## EXERCISE REQUIREMENTS
Every entry below must appear again, exactly as written.

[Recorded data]
________________________________________

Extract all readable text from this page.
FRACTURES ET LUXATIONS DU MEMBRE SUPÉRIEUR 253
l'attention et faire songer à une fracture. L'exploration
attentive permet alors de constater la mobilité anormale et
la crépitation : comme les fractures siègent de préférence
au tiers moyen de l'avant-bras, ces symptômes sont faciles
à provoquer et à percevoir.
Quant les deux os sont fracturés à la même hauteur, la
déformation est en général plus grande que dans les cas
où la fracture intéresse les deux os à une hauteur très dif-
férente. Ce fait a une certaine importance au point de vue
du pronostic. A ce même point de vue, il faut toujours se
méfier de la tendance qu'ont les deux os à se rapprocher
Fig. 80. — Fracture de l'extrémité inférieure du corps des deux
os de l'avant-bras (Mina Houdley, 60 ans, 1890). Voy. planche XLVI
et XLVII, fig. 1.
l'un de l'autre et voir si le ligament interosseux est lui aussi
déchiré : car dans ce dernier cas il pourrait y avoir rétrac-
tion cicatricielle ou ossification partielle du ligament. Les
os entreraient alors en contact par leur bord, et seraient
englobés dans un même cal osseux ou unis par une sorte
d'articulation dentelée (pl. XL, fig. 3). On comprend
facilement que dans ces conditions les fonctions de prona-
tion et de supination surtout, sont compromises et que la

________________________________________

## SOLUTION TO THIS EXERCISE
Extract all readable text from this page.
FRACTURES ET LUXATIONS DU MEMBRE SUPÉRIEUR 253
l'attention et faire songer à une fracture. L'exploration
attentive permet alors de constater la mobilité anormale et
la crépitation : comme les fractures siègent de préférence
au tiers moyen de l'avant-bras, ces symptômes sont faciles
à provoquer et à percevoir.
Quant les deux os sont fracturés à la même hauteur, la
déformation est en général plus grande que dans les cas
où la fracture intéresse les deux os à une hauteur très dif-
férente. Ce fait a une certaine importance au point de vue
du pronostic. A ce même point de vue, il faut toujours se
méfier de la tendance qu'ont les deux os à se rapprocher
Fig. 80. — Fracture de l'extrémité inférieure du corps des deux
os de l'avant-bras (Mina Houdley, 60 ans, 1890). Voy. planche XLVI
et XLVII, fig. 1.
l'un de l'autre et voir si le ligament interosseux est lui aussi
déchiré : car dans ce dernier cas il pourrait y avoir rétrac-
tion cicatricielle ou ossification partielle du ligament. Les
os entreraient alors en contact par leur bord, et seraient
englobés dans un même cal osseux ou unis par une sorte
d'articulation dentelée (pl. XL, fig. 3). On comprend
facilement que dans ces conditions les fonctions de prona-
tion et de supination surtout, sont compromises et que la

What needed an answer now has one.